BEGIN GIVEN ENTRIES
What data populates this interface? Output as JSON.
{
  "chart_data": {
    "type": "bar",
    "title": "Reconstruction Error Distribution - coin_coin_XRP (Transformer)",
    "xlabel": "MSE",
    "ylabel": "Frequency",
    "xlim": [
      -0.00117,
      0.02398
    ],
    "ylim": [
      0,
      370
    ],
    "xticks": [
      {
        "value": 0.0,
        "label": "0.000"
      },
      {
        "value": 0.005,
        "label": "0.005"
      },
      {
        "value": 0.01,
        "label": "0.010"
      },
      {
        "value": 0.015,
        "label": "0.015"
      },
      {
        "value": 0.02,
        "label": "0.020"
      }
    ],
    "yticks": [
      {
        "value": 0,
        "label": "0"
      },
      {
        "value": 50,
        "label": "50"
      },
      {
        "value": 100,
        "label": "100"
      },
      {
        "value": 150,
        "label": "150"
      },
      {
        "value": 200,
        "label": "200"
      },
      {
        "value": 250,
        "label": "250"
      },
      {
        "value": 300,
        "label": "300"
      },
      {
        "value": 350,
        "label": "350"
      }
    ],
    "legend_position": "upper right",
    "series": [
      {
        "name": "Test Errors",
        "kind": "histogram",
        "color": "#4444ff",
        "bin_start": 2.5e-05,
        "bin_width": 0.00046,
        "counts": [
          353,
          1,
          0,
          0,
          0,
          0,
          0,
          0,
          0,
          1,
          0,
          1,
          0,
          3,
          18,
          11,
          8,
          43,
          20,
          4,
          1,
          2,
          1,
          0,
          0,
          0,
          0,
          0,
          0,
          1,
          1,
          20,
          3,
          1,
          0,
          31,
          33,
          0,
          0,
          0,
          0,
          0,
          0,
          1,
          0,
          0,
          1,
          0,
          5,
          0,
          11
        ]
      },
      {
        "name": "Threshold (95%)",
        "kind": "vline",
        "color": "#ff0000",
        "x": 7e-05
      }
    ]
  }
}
END GIVEN ENTRIES
**TO BE DONE:** Above are the records; retype every one exactly.

**OUTPUT FOR THIS EXERCISE:**
What data populates this interface? Output as JSON.
{
  "chart_data": {
    "type": "bar",
    "title": "Reconstruction Error Distribution - coin_coin_XRP (Transformer)",
    "xlabel": "MSE",
    "ylabel": "Frequency",
    "xlim": [
      -0.00117,
      0.02398
    ],
    "ylim": [
      0,
      370
    ],
    "xticks": [
      {
        "value": 0.0,
        "label": "0.000"
      },
      {
        "value": 0.005,
        "label": "0.005"
      },
      {
        "value": 0.01,
        "label": "0.010"
      },
      {
        "value": 0.015,
        "label": "0.015"
      },
      {
        "value": 0.02,
        "label": "0.020"
      }
    ],
    "yticks": [
      {
        "value": 0,
        "label": "0"
      },
      {
        "value": 50,
        "label": "50"
      },
      {
        "value": 100,
        "label": "100"
      },
      {
        "value": 150,
        "label": "150"
      },
      {
        "value": 200,
        "label": "200"
      },
      {
        "value": 250,
        "label": "250"
      },
      {
        "value": 300,
        "label": "300"
      },
      {
        "value": 350,
        "label": "350"
      }
    ],
    "legend_position": "upper right",
    "series": [
      {
        "name": "Test Errors",
        "kind": "histogram",
        "color": "#4444ff",
        "bin_start": 2.5e-05,
        "bin_width": 0.00046,
        "counts": [
          353,
          1,
          0,
          0,
          0,
          0,
          0,
          0,
          0,
          1,
          0,
          1,
          0,
          3,
          18,
          11,
          8,
          43,
          20,
          4,
          1,
          2,
          1,
          0,
          0,
          0,
          0,
          0,
          0,
          1,
          1,
          20,
          3,
          1,
          0,
          31,
          33,
          0,
          0,
          0,
          0,
          0,
          0,
          1,
          0,
          0,
          1,
          0,
          5,
          0,
          11
        ]
      },
      {
        "name": "Threshold (95%)",
        "kind": "vline",
        "color": "#ff0000",
        "x": 7e-05
      }
    ]
  }
}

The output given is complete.